>> Start

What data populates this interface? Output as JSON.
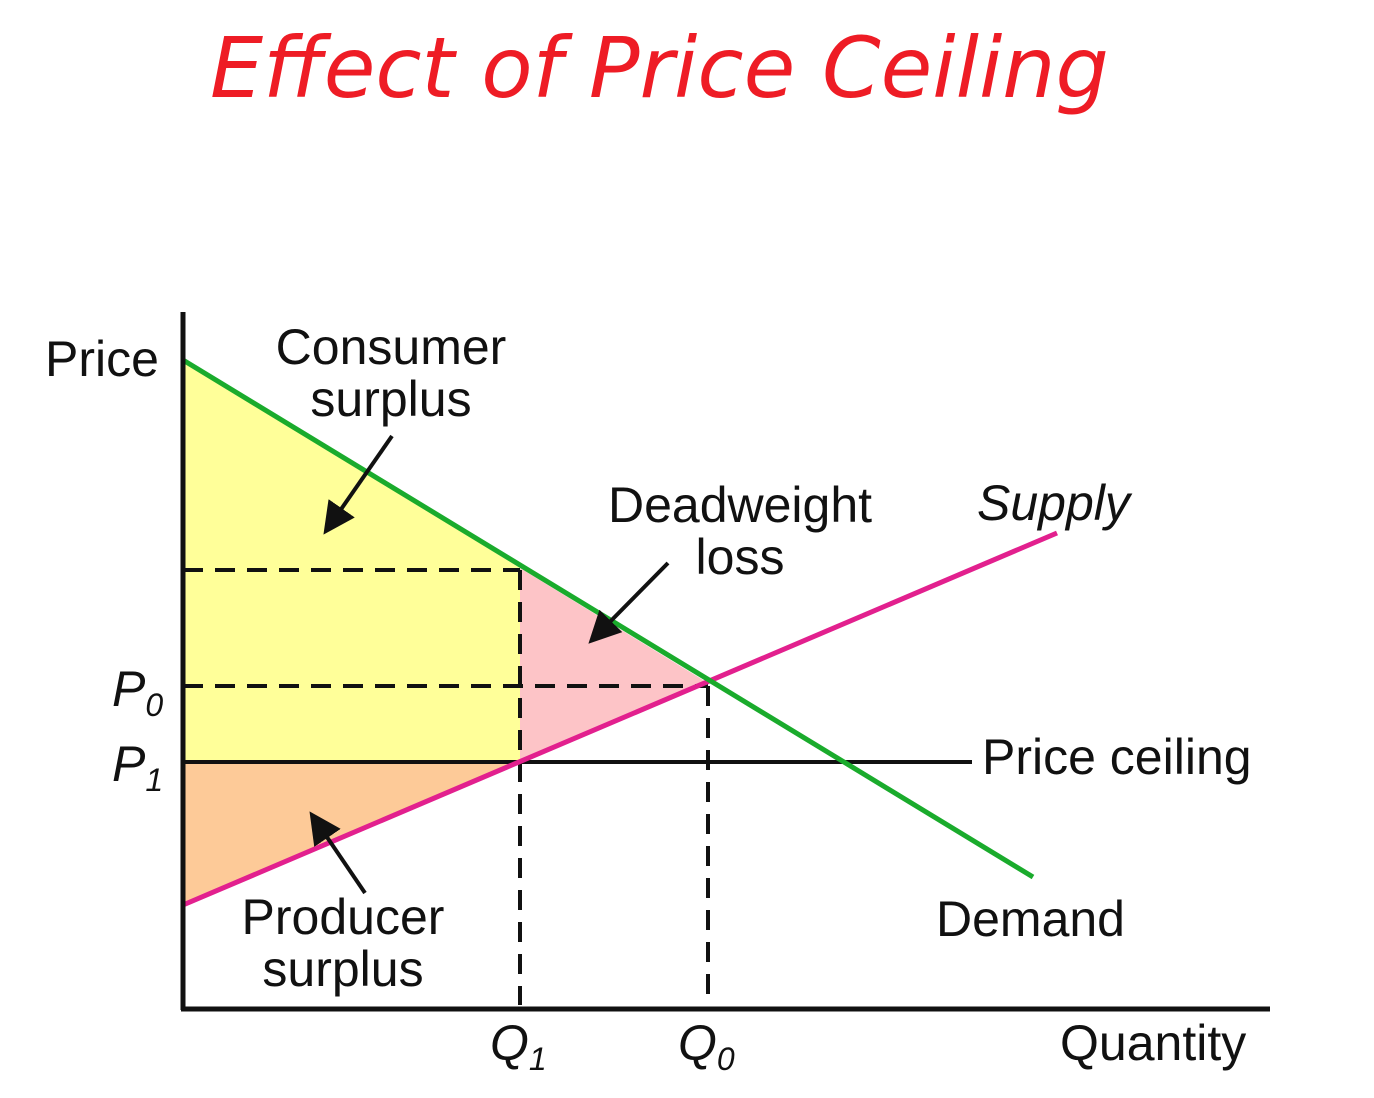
{
  "title": "Effect of Price Ceiling",
  "chart_data": {
    "type": "line",
    "axes": {
      "y_label": "Price",
      "x_label": "Quantity",
      "y_ticks": [
        {
          "main": "P",
          "sub": "0"
        },
        {
          "main": "P",
          "sub": "1"
        }
      ],
      "x_ticks": [
        {
          "main": "Q",
          "sub": "1"
        },
        {
          "main": "Q",
          "sub": "0"
        }
      ]
    },
    "curves": {
      "supply": "Supply",
      "demand": "Demand",
      "price_ceiling": "Price ceiling"
    },
    "regions": {
      "consumer_surplus": "Consumer\nsurplus",
      "deadweight_loss": "Deadweight\nloss",
      "producer_surplus": "Producer\nsurplus"
    },
    "colors": {
      "title": "#ee1c25",
      "demand": "#1aab2c",
      "supply": "#e2208e",
      "consumer_surplus": "#ffff99",
      "producer_surplus": "#fdca98",
      "deadweight_loss": "#fdc4c7"
    }
  }
}
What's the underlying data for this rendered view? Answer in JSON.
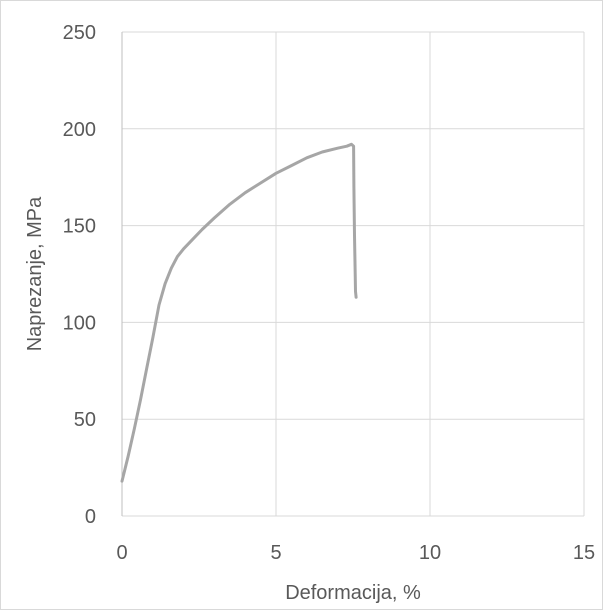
{
  "chart_data": {
    "type": "line",
    "title": "",
    "xlabel": "Deformacija, %",
    "ylabel": "Naprezanje, MPa",
    "xlim": [
      0,
      15
    ],
    "ylim": [
      0,
      250
    ],
    "x_ticks": [
      "0",
      "5",
      "10",
      "15"
    ],
    "y_ticks": [
      "0",
      "50",
      "100",
      "150",
      "200",
      "250"
    ],
    "grid": true,
    "legend": "none",
    "line_color": "#a6a6a6",
    "series": [
      {
        "x": [
          0,
          0.2,
          0.4,
          0.6,
          0.8,
          1.0,
          1.2,
          1.4,
          1.6,
          1.8,
          2.0,
          2.3,
          2.6,
          3.0,
          3.5,
          4.0,
          4.5,
          5.0,
          5.5,
          6.0,
          6.5,
          7.0,
          7.3,
          7.45,
          7.52,
          7.53,
          7.55,
          7.57,
          7.58,
          7.6
        ],
        "y": [
          18,
          31,
          45,
          60,
          76,
          92,
          109,
          120,
          128,
          134,
          138,
          143,
          148,
          154,
          161,
          167,
          172,
          177,
          181,
          185,
          188,
          190,
          191,
          192,
          191,
          170,
          145,
          125,
          116,
          113
        ]
      }
    ]
  }
}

>> End

*TASK GOAL*.
From the data above, copy out every line with the string "JSON" in it.

*WRITTEN REPLY*.
What data populates this interface? Output as JSON.
What's the underlying data for this rendered view? Answer in JSON.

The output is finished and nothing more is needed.